GIVEN DATA:

________

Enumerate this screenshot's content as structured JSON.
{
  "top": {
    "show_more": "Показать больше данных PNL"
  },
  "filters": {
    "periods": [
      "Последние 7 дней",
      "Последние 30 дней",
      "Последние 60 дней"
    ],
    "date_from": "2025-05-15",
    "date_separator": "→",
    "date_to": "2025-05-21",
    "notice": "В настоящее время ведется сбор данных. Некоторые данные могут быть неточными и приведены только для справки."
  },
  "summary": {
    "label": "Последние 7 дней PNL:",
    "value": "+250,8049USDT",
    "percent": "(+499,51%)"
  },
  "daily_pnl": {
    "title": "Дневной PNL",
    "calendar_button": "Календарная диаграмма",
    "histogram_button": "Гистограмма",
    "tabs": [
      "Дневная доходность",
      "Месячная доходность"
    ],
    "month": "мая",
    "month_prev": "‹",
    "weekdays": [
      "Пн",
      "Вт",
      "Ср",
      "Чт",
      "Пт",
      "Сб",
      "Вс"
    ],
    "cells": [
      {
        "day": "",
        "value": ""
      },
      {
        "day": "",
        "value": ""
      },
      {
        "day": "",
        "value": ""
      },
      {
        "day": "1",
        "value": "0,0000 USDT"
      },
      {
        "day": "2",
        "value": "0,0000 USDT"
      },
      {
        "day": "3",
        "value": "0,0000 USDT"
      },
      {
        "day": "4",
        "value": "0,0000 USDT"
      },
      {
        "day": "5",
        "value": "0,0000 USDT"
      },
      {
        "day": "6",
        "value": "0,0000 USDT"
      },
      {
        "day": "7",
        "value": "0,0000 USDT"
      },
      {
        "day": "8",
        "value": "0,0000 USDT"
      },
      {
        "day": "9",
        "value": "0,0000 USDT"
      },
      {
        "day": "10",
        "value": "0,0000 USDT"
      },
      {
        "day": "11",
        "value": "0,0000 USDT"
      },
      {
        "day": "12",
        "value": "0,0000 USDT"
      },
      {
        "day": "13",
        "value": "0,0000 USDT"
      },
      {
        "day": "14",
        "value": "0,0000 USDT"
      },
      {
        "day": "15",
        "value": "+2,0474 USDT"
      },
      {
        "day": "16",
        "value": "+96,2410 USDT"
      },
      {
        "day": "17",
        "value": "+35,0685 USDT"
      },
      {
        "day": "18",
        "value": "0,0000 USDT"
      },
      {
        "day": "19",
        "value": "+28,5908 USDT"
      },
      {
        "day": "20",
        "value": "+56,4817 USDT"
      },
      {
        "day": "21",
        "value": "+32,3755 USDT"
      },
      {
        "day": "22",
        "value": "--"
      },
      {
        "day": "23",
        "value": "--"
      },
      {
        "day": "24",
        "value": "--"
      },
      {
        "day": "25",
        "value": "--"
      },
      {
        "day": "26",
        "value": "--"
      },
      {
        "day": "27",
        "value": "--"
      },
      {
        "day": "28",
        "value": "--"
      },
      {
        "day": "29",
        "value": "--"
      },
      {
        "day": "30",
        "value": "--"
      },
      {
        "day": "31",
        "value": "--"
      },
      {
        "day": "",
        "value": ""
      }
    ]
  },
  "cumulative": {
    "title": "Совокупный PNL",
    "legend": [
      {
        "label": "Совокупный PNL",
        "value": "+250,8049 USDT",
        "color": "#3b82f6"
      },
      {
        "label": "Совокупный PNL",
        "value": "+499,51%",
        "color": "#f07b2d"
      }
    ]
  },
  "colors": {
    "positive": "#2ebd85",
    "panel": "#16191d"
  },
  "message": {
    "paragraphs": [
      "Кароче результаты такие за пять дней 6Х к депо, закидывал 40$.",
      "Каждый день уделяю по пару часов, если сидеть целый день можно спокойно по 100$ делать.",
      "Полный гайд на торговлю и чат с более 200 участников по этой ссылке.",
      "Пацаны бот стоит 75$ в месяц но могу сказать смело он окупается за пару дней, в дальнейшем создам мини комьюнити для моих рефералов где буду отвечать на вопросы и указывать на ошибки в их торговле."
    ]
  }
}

________

WHAT YOU HAVE TO DO:
Output all of the data again. Match it exactly.

ANSWER TO THE TASK:
Enumerate this screenshot's content as structured JSON.
{
  "top": {
    "show_more": "Показать больше данных PNL"
  },
  "filters": {
    "periods": [
      "Последние 7 дней",
      "Последние 30 дней",
      "Последние 60 дней"
    ],
    "date_from": "2025-05-15",
    "date_separator": "→",
    "date_to": "2025-05-21",
    "notice": "В настоящее время ведется сбор данных. Некоторые данные могут быть неточными и приведены только для справки."
  },
  "summary": {
    "label": "Последние 7 дней PNL:",
    "value": "+250,8049USDT",
    "percent": "(+499,51%)"
  },
  "daily_pnl": {
    "title": "Дневной PNL",
    "calendar_button": "Календарная диаграмма",
    "histogram_button": "Гистограмма",
    "tabs": [
      "Дневная доходность",
      "Месячная доходность"
    ],
    "month": "мая",
    "month_prev": "‹",
    "weekdays": [
      "Пн",
      "Вт",
      "Ср",
      "Чт",
      "Пт",
      "Сб",
      "Вс"
    ],
    "cells": [
      {
        "day": "",
        "value": ""
      },
      {
        "day": "",
        "value": ""
      },
      {
        "day": "",
        "value": ""
      },
      {
        "day": "1",
        "value": "0,0000 USDT"
      },
      {
        "day": "2",
        "value": "0,0000 USDT"
      },
      {
        "day": "3",
        "value": "0,0000 USDT"
      },
      {
        "day": "4",
        "value": "0,0000 USDT"
      },
      {
        "day": "5",
        "value": "0,0000 USDT"
      },
      {
        "day": "6",
        "value": "0,0000 USDT"
      },
      {
        "day": "7",
        "value": "0,0000 USDT"
      },
      {
        "day": "8",
        "value": "0,0000 USDT"
      },
      {
        "day": "9",
        "value": "0,0000 USDT"
      },
      {
        "day": "10",
        "value": "0,0000 USDT"
      },
      {
        "day": "11",
        "value": "0,0000 USDT"
      },
      {
        "day": "12",
        "value": "0,0000 USDT"
      },
      {
        "day": "13",
        "value": "0,0000 USDT"
      },
      {
        "day": "14",
        "value": "0,0000 USDT"
      },
      {
        "day": "15",
        "value": "+2,0474 USDT"
      },
      {
        "day": "16",
        "value": "+96,2410 USDT"
      },
      {
        "day": "17",
        "value": "+35,0685 USDT"
      },
      {
        "day": "18",
        "value": "0,0000 USDT"
      },
      {
        "day": "19",
        "value": "+28,5908 USDT"
      },
      {
        "day": "20",
        "value": "+56,4817 USDT"
      },
      {
        "day": "21",
        "value": "+32,3755 USDT"
      },
      {
        "day": "22",
        "value": "--"
      },
      {
        "day": "23",
        "value": "--"
      },
      {
        "day": "24",
        "value": "--"
      },
      {
        "day": "25",
        "value": "--"
      },
      {
        "day": "26",
        "value": "--"
      },
      {
        "day": "27",
        "value": "--"
      },
      {
        "day": "28",
        "value": "--"
      },
      {
        "day": "29",
        "value": "--"
      },
      {
        "day": "30",
        "value": "--"
      },
      {
        "day": "31",
        "value": "--"
      },
      {
        "day": "",
        "value": ""
      }
    ]
  },
  "cumulative": {
    "title": "Совокупный PNL",
    "legend": [
      {
        "label": "Совокупный PNL",
        "value": "+250,8049 USDT",
        "color": "#3b82f6"
      },
      {
        "label": "Совокупный PNL",
        "value": "+499,51%",
        "color": "#f07b2d"
      }
    ]
  },
  "colors": {
    "positive": "#2ebd85",
    "panel": "#16191d"
  },
  "message": {
    "paragraphs": [
      "Кароче результаты такие за пять дней 6Х к депо, закидывал 40$.",
      "Каждый день уделяю по пару часов, если сидеть целый день можно спокойно по 100$ делать.",
      "Полный гайд на торговлю и чат с более 200 участников по этой ссылке.",
      "Пацаны бот стоит 75$ в месяц но могу сказать смело он окупается за пару дней, в дальнейшем создам мини комьюнити для моих рефералов где буду отвечать на вопросы и указывать на ошибки в их торговле."
    ]
  }
}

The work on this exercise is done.